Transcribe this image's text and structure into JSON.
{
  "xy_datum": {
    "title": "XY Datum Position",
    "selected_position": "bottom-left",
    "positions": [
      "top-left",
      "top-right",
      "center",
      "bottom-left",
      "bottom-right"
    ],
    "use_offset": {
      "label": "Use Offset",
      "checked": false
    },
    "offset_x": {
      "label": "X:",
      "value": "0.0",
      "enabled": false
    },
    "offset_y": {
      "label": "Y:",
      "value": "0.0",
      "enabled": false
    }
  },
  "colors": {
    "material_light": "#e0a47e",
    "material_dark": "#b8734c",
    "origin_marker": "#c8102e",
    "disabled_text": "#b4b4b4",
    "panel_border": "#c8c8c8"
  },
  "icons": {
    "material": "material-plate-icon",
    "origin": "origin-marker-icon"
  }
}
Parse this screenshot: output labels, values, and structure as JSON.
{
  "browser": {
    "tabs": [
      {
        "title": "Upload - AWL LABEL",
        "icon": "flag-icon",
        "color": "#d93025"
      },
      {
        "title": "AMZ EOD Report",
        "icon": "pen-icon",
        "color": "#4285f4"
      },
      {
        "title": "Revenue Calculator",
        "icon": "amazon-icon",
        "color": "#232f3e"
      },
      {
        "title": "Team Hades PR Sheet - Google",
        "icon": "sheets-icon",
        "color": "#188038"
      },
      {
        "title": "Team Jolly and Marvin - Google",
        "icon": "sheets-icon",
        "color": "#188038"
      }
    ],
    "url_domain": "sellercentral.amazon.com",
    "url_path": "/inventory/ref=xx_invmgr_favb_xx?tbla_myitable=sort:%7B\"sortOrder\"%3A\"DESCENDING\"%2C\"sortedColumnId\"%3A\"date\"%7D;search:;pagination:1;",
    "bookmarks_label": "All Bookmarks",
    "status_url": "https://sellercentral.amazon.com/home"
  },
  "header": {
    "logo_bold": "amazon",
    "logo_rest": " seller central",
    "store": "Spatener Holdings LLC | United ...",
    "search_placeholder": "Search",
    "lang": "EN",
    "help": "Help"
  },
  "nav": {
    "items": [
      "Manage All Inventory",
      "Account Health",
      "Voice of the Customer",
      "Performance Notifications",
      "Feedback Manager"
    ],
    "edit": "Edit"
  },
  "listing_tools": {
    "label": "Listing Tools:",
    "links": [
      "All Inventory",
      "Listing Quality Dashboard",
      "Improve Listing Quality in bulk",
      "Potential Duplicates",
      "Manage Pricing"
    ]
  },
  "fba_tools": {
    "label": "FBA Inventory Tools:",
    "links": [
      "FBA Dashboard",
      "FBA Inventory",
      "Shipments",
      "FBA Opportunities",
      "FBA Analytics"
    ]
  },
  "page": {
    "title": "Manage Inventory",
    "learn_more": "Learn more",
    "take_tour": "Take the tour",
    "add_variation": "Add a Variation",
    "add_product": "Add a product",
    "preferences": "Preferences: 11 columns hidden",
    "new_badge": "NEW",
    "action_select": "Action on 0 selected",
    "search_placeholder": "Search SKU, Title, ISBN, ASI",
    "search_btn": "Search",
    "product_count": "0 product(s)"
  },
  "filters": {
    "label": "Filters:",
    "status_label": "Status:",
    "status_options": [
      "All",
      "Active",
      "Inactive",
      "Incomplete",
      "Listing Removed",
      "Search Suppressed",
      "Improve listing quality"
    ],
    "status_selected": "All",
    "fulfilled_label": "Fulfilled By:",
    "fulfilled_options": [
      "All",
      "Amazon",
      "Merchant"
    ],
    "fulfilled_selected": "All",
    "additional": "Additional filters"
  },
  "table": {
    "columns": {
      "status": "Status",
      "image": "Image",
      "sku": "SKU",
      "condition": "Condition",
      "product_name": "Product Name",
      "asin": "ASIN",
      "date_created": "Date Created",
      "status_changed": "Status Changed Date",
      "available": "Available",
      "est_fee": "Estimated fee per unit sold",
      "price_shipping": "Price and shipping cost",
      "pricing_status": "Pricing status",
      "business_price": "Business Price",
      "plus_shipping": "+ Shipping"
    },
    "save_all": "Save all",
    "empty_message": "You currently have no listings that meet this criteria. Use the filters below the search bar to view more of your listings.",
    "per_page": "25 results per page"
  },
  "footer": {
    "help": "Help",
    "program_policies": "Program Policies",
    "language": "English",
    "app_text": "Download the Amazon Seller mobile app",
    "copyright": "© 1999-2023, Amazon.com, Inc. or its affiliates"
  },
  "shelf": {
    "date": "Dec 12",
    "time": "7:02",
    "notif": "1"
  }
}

::::::

[Work to be completed]:
Extract from the data every line where "bottom" shows up.

[Response for this exercise]:
    "selected_position": "bottom-left",
      "bottom-left",
      "bottom-right"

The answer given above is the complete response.